● What is expected
Locate and copy each line in the data that contains the word "Producción".

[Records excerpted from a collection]

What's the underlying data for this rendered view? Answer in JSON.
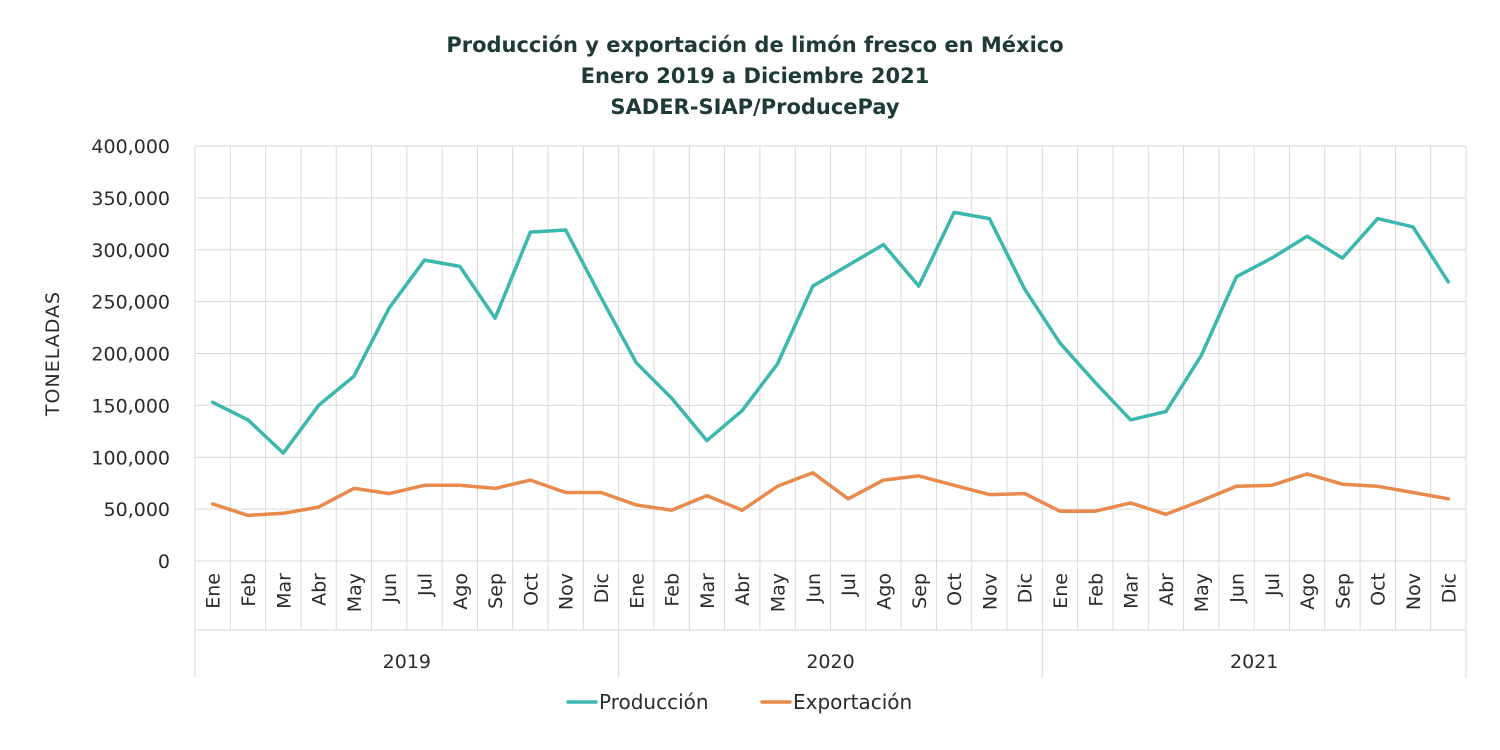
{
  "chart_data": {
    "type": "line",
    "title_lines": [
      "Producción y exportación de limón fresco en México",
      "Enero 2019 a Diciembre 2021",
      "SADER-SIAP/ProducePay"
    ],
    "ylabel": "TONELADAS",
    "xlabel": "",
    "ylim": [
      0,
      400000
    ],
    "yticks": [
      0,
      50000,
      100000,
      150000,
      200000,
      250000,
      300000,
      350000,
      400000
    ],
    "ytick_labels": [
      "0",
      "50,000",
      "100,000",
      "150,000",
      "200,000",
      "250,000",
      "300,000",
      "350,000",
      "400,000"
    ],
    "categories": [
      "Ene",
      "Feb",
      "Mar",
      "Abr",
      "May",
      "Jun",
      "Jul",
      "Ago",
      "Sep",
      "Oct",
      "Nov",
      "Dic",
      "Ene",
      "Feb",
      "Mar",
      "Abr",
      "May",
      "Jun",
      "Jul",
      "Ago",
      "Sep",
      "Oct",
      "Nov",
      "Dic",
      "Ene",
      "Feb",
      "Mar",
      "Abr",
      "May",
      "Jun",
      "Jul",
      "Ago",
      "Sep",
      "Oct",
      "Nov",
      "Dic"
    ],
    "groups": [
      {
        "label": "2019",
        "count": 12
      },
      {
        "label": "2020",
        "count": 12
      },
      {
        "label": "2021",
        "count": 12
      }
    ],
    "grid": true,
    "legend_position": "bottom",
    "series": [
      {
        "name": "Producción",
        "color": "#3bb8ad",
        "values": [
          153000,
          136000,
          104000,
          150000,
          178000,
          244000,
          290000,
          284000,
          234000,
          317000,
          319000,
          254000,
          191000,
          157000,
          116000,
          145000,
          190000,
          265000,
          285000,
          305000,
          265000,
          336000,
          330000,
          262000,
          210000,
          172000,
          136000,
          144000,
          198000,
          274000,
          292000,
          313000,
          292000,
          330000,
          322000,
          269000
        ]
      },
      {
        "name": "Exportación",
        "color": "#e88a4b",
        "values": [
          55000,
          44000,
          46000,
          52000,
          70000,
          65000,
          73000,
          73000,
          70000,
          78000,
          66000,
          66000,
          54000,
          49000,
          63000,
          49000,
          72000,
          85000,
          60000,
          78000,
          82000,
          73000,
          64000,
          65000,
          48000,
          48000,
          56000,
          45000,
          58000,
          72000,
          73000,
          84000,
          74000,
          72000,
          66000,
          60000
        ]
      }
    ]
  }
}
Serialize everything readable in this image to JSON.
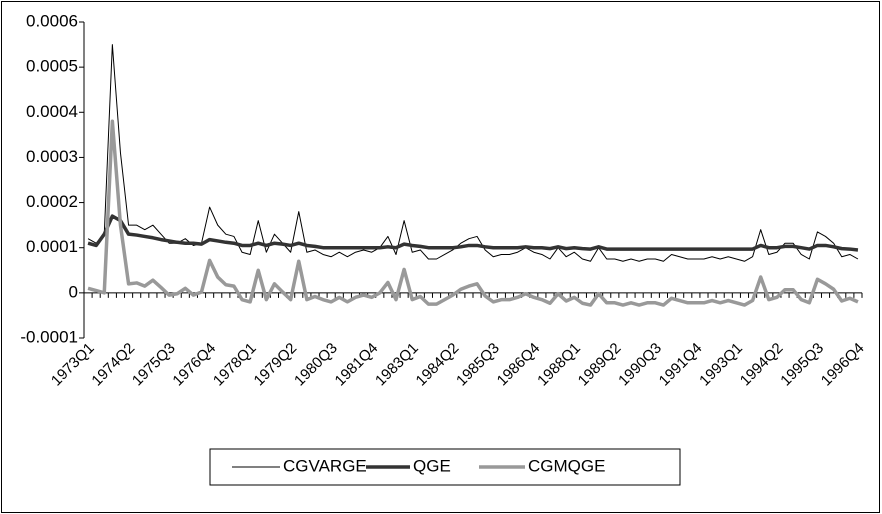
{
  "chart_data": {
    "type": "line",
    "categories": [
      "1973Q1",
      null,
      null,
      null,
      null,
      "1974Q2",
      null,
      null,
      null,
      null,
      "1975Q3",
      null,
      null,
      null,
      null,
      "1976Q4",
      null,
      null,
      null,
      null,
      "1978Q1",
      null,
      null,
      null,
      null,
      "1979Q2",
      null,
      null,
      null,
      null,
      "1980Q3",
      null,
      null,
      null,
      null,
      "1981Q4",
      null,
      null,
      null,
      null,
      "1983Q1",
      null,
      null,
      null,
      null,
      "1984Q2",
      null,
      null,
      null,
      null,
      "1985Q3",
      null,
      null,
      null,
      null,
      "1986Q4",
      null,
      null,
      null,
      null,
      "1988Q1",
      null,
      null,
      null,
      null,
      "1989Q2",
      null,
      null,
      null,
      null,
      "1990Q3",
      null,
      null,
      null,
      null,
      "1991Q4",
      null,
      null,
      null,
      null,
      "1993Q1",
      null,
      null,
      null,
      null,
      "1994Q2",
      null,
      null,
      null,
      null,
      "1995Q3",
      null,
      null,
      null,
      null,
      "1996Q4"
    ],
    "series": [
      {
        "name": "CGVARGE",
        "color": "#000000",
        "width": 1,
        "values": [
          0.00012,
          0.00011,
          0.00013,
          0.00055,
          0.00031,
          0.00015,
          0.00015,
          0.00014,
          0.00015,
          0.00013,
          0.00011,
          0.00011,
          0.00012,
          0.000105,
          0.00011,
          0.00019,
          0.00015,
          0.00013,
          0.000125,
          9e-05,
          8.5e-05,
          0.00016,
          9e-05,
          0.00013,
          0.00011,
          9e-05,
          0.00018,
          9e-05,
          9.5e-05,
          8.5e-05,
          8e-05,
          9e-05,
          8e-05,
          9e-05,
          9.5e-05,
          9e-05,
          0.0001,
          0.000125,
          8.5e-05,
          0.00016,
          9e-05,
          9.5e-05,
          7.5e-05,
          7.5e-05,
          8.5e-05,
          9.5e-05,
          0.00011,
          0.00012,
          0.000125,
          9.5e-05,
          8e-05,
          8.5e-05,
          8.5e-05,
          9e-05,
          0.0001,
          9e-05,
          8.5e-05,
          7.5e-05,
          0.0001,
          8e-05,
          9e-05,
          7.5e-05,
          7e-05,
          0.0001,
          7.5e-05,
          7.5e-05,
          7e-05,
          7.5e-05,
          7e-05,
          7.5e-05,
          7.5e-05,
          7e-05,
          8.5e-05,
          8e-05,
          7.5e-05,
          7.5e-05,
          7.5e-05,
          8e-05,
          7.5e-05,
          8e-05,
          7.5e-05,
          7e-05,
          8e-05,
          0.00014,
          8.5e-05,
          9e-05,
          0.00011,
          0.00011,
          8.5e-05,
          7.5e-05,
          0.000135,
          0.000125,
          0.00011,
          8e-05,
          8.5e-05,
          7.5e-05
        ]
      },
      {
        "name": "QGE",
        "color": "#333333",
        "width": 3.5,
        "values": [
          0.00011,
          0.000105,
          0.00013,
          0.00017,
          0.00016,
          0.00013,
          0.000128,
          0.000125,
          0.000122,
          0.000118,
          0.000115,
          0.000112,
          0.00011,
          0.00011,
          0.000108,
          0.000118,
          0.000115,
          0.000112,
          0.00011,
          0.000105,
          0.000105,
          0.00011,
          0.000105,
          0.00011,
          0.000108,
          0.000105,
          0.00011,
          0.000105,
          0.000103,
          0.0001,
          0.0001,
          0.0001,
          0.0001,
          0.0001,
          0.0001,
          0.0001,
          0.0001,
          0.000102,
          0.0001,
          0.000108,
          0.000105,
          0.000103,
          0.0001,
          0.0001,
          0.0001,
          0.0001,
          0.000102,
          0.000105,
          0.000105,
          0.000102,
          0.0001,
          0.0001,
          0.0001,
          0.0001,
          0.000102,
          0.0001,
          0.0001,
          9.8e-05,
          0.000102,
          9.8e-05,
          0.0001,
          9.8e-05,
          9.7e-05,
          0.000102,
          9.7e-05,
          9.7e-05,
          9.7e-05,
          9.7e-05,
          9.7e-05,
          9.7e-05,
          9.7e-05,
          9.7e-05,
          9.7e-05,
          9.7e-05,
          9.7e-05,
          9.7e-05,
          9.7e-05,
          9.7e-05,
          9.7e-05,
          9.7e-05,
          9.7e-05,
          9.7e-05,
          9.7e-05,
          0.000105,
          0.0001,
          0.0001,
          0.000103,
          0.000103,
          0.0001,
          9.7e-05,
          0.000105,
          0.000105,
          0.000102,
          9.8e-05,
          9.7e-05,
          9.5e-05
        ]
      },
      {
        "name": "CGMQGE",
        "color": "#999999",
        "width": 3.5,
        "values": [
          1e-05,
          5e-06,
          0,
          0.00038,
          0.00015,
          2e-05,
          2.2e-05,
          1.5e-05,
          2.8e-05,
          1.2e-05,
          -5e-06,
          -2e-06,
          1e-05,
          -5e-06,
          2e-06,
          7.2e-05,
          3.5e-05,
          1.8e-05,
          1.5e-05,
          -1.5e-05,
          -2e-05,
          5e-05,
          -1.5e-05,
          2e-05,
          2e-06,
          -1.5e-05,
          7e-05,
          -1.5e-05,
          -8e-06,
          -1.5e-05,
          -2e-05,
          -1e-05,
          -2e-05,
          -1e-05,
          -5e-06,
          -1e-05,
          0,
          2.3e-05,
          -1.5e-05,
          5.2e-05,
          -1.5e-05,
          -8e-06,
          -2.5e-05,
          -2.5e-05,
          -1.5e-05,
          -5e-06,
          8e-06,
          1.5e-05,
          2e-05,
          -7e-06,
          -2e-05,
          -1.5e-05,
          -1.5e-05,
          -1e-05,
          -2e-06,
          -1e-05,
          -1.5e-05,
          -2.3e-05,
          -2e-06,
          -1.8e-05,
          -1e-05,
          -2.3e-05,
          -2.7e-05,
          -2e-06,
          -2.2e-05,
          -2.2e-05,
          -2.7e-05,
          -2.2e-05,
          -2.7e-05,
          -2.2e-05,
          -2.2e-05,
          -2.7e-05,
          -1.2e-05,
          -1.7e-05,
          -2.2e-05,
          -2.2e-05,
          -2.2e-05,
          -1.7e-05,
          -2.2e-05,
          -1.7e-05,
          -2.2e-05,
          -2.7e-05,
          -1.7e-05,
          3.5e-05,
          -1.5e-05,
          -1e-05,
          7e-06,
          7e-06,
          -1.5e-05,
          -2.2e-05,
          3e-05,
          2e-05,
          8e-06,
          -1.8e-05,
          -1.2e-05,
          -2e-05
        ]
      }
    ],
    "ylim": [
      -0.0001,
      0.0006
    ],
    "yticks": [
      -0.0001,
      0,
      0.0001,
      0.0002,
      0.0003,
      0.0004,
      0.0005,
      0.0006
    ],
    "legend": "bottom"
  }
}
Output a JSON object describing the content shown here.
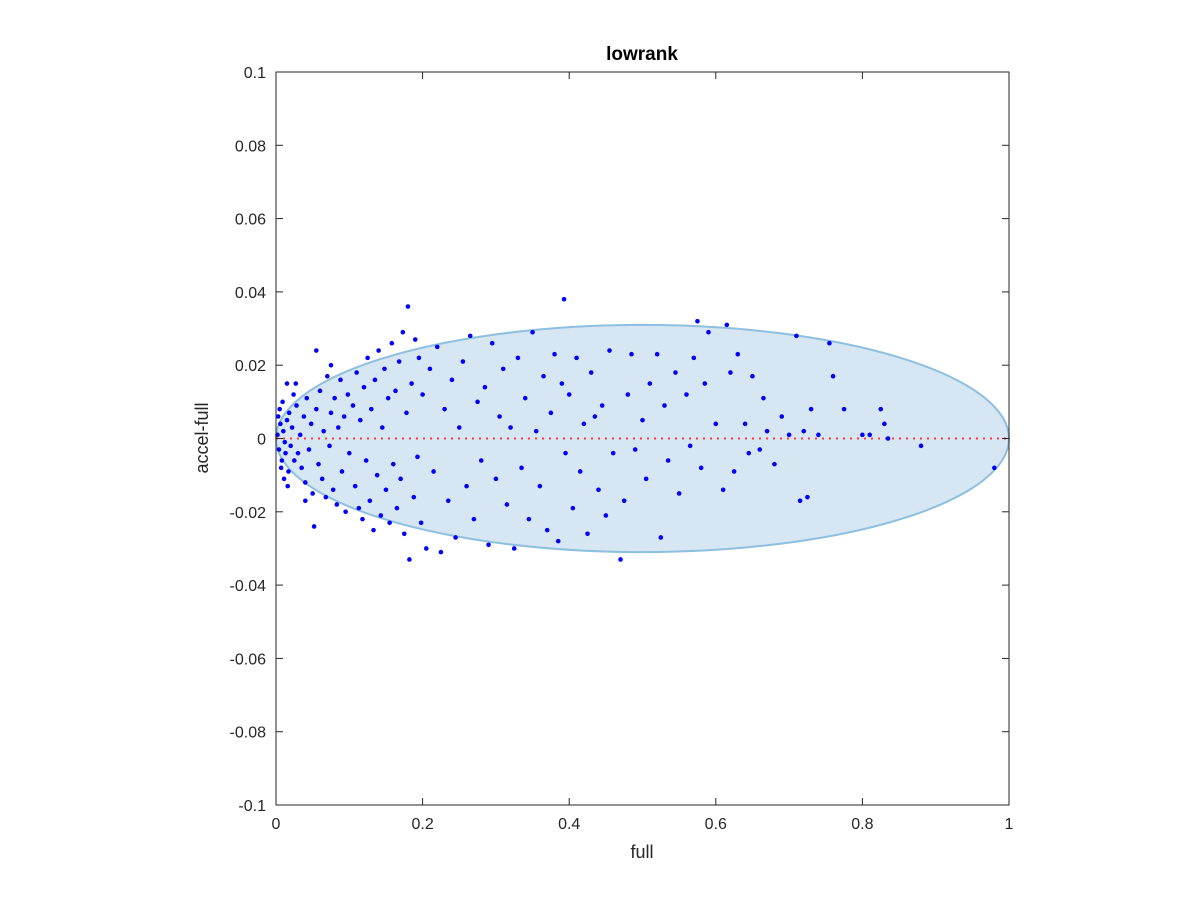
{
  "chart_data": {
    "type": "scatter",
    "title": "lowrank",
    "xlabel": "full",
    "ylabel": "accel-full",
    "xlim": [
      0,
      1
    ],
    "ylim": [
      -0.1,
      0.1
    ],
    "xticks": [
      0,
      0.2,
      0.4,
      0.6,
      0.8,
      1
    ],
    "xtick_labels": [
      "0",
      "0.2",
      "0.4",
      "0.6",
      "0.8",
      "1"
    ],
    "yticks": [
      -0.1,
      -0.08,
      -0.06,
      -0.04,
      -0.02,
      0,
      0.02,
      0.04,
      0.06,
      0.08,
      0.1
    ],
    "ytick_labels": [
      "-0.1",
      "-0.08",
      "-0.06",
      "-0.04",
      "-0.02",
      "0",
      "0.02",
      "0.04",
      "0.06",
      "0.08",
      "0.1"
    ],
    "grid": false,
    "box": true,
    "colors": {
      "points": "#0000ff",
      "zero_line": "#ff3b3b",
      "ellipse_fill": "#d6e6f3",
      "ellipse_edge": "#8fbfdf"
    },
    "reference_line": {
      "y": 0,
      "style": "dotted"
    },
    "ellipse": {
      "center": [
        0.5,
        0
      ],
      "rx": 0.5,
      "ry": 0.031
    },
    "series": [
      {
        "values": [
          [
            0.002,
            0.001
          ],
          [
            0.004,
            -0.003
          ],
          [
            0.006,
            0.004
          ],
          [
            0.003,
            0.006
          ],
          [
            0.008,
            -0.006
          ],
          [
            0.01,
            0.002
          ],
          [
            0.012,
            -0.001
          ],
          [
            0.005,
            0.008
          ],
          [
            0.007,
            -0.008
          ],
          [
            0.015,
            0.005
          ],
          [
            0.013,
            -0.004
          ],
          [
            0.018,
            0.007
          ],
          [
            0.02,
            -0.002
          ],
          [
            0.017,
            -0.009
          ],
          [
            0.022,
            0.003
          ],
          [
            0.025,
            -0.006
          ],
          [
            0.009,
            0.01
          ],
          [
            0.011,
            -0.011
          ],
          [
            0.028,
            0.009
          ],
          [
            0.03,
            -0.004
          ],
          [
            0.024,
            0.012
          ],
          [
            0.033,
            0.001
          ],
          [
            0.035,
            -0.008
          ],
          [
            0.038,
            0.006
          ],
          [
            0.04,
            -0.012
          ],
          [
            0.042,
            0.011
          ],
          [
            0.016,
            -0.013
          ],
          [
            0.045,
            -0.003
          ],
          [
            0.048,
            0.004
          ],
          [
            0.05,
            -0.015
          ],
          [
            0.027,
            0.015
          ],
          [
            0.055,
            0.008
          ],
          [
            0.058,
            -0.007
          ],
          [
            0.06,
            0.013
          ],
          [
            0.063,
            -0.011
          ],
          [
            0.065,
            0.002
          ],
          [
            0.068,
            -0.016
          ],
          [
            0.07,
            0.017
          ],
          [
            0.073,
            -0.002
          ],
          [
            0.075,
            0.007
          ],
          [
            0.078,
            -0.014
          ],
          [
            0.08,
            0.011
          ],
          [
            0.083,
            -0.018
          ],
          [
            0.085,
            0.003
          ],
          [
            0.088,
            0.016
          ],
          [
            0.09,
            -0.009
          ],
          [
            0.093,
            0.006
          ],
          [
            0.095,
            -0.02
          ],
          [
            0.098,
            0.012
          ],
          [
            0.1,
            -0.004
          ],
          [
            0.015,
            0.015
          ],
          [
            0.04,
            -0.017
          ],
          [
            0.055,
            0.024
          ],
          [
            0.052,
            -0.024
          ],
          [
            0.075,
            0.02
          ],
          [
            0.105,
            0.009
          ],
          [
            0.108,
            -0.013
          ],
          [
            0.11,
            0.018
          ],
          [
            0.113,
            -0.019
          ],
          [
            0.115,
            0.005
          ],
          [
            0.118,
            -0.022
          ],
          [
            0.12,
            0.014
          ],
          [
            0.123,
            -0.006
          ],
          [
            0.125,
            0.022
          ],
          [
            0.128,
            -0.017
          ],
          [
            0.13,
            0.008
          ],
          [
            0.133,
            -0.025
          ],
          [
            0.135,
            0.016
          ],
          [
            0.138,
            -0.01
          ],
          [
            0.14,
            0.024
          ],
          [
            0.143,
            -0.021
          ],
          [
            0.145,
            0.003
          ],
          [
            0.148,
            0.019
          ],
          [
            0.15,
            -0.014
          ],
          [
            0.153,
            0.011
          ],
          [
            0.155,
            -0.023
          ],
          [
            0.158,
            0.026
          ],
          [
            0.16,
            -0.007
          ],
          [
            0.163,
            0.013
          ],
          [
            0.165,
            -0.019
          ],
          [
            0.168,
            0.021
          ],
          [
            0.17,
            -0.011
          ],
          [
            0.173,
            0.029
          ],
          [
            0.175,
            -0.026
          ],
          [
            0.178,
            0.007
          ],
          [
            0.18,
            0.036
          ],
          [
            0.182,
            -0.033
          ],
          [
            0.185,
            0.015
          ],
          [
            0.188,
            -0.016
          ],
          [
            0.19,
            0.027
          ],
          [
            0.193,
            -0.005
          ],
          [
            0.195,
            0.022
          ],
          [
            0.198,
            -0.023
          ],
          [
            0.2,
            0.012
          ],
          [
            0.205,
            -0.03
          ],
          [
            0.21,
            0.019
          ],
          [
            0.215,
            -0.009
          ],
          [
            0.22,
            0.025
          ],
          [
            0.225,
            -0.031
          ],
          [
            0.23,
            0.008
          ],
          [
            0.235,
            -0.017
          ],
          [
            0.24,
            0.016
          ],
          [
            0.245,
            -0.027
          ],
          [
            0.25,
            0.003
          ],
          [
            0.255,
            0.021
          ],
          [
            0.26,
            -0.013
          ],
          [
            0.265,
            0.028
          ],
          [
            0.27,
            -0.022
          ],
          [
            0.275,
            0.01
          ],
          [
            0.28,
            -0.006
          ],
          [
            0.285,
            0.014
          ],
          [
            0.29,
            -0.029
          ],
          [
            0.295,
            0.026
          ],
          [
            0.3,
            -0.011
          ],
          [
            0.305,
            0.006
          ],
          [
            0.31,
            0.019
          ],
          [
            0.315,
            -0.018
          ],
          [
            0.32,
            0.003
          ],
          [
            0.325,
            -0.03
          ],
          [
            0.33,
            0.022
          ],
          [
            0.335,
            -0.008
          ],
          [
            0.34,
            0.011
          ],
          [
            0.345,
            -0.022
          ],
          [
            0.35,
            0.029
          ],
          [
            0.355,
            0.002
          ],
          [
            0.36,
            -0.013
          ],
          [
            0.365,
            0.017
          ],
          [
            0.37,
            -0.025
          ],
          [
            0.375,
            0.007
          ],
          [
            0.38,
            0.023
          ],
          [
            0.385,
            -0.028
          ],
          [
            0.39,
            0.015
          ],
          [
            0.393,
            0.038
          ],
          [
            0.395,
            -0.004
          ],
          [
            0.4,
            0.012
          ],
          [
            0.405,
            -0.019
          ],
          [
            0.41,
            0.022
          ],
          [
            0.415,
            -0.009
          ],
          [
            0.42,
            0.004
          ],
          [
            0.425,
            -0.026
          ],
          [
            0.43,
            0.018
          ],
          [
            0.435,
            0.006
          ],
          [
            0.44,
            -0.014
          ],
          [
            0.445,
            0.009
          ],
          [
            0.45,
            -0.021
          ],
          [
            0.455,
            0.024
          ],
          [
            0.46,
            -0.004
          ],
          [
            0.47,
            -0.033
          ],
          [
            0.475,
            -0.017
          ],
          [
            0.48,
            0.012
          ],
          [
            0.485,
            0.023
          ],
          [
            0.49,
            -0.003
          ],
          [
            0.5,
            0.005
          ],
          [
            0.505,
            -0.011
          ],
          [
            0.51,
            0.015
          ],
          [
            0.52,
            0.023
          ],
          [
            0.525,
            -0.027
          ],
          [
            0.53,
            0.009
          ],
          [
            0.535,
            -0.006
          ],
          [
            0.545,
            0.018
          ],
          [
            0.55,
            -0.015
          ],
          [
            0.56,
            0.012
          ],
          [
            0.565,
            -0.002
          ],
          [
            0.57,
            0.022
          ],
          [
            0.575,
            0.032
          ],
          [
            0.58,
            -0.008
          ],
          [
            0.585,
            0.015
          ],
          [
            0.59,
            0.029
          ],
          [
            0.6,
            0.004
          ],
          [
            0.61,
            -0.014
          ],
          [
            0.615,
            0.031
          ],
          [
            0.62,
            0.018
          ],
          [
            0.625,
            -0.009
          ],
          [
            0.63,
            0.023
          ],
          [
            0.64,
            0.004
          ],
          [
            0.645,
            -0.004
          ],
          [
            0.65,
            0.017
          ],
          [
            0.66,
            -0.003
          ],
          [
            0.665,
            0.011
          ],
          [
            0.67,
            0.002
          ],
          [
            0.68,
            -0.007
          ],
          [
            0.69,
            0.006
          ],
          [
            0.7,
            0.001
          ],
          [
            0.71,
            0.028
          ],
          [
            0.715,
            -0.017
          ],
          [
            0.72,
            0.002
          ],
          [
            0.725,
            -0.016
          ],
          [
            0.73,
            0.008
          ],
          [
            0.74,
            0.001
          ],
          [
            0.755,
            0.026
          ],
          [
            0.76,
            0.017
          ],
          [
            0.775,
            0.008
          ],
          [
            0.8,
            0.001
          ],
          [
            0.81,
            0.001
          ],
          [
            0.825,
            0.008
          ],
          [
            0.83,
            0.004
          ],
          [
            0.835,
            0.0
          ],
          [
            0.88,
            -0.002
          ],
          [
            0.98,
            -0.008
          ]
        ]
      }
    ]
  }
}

● Solution to this problem
      "Producción y exportación de limón fresco en México",
        "name": "Producción",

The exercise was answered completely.